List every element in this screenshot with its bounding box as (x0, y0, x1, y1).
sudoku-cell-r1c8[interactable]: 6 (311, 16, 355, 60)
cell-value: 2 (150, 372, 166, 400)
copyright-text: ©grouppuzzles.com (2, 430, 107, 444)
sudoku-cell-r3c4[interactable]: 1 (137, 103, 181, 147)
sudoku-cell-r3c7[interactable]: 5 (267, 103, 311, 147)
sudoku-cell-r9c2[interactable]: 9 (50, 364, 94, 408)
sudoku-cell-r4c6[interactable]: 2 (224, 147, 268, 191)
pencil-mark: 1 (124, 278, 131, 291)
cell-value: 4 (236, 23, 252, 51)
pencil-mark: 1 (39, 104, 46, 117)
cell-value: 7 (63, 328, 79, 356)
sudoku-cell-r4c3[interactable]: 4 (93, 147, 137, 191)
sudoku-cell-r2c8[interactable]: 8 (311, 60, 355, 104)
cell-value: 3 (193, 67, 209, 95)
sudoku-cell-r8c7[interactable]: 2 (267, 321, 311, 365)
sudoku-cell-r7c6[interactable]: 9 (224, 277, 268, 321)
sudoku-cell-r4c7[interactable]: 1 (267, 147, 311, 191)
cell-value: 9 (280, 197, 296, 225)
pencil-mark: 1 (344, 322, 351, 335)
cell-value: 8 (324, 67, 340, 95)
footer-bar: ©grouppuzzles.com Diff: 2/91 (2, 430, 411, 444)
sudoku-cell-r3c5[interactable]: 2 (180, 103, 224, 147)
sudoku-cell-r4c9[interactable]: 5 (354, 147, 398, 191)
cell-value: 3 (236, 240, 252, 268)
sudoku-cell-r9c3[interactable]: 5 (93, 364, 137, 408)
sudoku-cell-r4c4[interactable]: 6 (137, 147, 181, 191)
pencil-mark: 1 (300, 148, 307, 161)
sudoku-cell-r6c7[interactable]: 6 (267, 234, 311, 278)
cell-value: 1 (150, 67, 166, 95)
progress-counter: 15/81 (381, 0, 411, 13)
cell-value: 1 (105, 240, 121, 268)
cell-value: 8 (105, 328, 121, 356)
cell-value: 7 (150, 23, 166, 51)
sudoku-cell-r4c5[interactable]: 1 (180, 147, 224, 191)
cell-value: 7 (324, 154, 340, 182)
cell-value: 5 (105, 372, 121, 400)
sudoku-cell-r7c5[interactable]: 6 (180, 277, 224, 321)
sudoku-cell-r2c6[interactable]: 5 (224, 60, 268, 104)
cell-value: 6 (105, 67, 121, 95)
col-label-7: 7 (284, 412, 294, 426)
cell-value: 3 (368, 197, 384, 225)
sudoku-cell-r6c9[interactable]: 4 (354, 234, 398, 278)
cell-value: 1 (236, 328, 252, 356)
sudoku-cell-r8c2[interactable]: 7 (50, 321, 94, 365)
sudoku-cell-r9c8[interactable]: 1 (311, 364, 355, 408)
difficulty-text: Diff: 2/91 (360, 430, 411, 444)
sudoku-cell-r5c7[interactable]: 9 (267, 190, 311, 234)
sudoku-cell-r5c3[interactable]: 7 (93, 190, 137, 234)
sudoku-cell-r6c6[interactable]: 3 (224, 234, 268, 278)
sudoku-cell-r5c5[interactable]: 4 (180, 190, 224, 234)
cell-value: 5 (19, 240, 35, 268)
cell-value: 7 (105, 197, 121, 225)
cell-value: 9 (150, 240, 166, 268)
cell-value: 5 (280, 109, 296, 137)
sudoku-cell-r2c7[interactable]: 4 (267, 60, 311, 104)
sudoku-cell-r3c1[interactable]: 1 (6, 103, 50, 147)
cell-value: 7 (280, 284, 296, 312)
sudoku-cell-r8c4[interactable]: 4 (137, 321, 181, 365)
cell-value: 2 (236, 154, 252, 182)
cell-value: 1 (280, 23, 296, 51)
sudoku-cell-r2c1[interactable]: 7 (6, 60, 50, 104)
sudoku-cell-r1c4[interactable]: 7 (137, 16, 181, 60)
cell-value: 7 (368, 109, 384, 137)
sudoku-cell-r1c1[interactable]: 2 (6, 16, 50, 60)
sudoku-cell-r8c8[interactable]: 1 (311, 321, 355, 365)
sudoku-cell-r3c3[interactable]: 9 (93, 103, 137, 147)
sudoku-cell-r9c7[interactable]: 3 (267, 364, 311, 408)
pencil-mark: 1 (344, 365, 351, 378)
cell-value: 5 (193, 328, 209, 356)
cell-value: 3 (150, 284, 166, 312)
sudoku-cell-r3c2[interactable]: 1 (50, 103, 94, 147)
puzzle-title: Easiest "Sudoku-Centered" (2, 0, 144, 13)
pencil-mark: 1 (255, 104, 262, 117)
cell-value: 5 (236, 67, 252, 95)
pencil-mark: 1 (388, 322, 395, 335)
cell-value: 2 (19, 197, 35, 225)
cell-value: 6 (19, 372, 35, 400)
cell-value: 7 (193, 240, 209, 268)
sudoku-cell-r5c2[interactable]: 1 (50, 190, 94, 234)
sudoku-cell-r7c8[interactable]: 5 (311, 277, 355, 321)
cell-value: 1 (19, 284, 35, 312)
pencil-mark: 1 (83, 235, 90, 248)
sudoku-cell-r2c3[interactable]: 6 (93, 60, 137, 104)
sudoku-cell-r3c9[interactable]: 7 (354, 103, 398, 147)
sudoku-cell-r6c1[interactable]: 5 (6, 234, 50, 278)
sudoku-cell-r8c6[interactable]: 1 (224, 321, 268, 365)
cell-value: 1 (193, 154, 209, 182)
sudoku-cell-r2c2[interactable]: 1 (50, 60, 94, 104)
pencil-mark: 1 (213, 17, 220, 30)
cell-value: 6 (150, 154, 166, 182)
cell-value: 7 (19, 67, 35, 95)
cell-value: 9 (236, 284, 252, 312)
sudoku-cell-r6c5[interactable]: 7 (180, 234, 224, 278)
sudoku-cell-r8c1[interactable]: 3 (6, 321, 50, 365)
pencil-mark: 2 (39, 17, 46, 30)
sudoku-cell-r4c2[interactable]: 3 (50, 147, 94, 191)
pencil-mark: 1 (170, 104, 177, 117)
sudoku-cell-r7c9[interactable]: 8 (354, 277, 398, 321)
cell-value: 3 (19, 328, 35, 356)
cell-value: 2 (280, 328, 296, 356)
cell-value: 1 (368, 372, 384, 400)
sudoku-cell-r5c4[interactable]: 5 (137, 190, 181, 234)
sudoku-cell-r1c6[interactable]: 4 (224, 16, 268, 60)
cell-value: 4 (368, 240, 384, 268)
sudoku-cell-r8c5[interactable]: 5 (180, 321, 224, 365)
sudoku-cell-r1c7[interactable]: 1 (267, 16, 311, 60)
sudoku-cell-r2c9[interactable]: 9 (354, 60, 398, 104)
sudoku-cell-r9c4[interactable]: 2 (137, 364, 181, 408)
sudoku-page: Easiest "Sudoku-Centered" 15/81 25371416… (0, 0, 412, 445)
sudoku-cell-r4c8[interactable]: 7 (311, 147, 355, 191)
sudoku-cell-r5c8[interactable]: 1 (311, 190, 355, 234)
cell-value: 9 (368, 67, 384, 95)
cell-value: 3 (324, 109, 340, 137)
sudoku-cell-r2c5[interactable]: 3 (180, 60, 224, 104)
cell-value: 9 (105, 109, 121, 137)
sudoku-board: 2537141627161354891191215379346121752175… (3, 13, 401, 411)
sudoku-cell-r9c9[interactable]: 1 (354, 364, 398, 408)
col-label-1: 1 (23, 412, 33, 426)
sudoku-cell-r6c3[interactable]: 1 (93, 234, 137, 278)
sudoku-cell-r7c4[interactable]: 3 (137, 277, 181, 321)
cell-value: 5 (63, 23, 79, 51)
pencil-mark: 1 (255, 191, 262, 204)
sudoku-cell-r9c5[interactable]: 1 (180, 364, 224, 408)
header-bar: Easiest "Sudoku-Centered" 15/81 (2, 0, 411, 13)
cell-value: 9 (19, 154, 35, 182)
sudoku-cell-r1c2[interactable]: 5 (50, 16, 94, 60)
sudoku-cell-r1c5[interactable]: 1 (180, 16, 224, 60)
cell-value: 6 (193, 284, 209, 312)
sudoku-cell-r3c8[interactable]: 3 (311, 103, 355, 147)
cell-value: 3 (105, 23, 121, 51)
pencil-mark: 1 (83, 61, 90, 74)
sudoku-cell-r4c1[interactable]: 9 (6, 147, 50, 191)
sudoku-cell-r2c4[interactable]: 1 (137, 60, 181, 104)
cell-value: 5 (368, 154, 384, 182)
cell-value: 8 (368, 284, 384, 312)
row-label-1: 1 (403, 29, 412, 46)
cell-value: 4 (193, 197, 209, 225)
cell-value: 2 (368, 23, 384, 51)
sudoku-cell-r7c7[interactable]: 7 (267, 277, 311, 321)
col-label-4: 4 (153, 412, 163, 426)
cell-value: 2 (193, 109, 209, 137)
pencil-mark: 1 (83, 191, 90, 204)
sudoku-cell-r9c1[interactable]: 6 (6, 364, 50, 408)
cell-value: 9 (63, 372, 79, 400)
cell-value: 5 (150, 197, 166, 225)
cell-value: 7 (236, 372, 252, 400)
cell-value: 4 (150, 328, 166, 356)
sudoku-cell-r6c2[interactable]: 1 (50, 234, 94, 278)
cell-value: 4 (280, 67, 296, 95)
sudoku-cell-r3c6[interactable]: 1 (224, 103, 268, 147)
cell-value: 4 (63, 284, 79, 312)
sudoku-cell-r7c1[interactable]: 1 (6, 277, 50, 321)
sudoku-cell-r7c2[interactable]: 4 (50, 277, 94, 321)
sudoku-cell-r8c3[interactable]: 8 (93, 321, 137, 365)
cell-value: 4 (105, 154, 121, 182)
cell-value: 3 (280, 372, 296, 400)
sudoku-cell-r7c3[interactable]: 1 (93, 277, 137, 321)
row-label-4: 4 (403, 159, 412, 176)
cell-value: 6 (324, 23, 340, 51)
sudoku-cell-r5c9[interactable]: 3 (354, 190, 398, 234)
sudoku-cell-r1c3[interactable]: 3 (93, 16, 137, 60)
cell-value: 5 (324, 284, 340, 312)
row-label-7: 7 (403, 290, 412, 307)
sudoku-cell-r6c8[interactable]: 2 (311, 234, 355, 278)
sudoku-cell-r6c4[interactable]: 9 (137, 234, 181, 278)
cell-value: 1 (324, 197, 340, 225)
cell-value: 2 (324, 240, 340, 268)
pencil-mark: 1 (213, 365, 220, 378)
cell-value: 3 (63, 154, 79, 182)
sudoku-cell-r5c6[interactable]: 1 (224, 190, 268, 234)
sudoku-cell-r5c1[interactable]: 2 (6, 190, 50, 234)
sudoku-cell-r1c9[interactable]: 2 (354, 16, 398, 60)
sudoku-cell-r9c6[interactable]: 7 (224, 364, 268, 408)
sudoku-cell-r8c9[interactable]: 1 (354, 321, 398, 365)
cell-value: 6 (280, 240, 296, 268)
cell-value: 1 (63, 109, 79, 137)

INSTRUCTIONS FOR THE TASK: Render the lines of the data as a JSON list of strings, one string per line, leaving out blank lines, starting at the first line of the data and ending at the line that contains "difficulty-text: Diff: 2/91", both included. Include no other lines.

RESULT OF THE TASK:
[
  "List every element in this screenshot with its bounding box as (x0, y0, x1, y1).",
  "sudoku-cell-r1c8[interactable]: 6 (311, 16, 355, 60)",
  "cell-value: 2 (150, 372, 166, 400)",
  "copyright-text: ©grouppuzzles.com (2, 430, 107, 444)",
  "sudoku-cell-r3c4[interactable]: 1 (137, 103, 181, 147)",
  "sudoku-cell-r3c7[interactable]: 5 (267, 103, 311, 147)",
  "sudoku-cell-r9c2[interactable]: 9 (50, 364, 94, 408)",
  "sudoku-cell-r4c6[interactable]: 2 (224, 147, 268, 191)",
  "pencil-mark: 1 (124, 278, 131, 291)",
  "cell-value: 4 (236, 23, 252, 51)",
  "pencil-mark: 1 (39, 104, 46, 117)",
  "cell-value: 7 (63, 328, 79, 356)",
  "sudoku-cell-r4c3[interactable]: 4 (93, 147, 137, 191)",
  "sudoku-cell-r2c8[interactable]: 8 (311, 60, 355, 104)",
  "cell-value: 3 (193, 67, 209, 95)",
  "sudoku-cell-r8c7[interactable]: 2 (267, 321, 311, 365)",
  "sudoku-cell-r7c6[interactable]: 9 (224, 277, 268, 321)",
  "sudoku-cell-r4c7[interactable]: 1 (267, 147, 311, 191)",
  "cell-value: 9 (280, 197, 296, 225)",
  "pencil-mark: 1 (344, 322, 351, 335)",
  "cell-value: 8 (324, 67, 340, 95)",
  "footer-bar: ©grouppuzzles.com Diff: 2/91 (2, 430, 411, 444)",
  "sudoku-cell-r3c5[interactable]: 2 (180, 103, 224, 147)",
  "sudoku-cell-r4c9[interactable]: 5 (354, 147, 398, 191)",
  "cell-value: 3 (236, 240, 252, 268)",
  "sudoku-cell-r9c3[interactable]: 5 (93, 364, 137, 408)",
  "sudoku-cell-r4c4[interactable]: 6 (137, 147, 181, 191)",
  "pencil-mark: 1 (300, 148, 307, 161)",
  "sudoku-cell-r6c7[interactable]: 6 (267, 234, 311, 278)",
  "cell-value: 1 (150, 67, 166, 95)",
  "progress-counter: 15/81 (381, 0, 411, 13)",
  "cell-value: 1 (105, 240, 121, 268)",
  "cell-value: 8 (105, 328, 121, 356)",
  "cell-value: 7 (150, 23, 166, 51)",
  "sudoku-cell-r4c5[interactable]: 1 (180, 147, 224, 191)",
  "cell-value: 7 (324, 154, 340, 182)",
  "cell-value: 5 (105, 372, 121, 400)",
  "sudoku-cell-r7c5[interactable]: 6 (180, 277, 224, 321)",
  "sudoku-cell-r2c6[interactable]: 5 (224, 60, 268, 104)",
  "cell-value: 6 (105, 67, 121, 95)",
  "col-label-7: 7 (284, 412, 294, 426)",
  "cell-value: 3 (368, 197, 384, 225)",
  "sudoku-cell-r6c9[interactable]: 4 (354, 234, 398, 278)",
  "cell-value: 1 (236, 328, 252, 356)",
  "sudoku-cell-r8c2[interactable]: 7 (50, 321, 94, 365)",
  "sudoku-cell-r9c8[interactable]: 1 (311, 364, 355, 408)",
  "difficulty-text: Diff: 2/91 (360, 430, 411, 444)"
]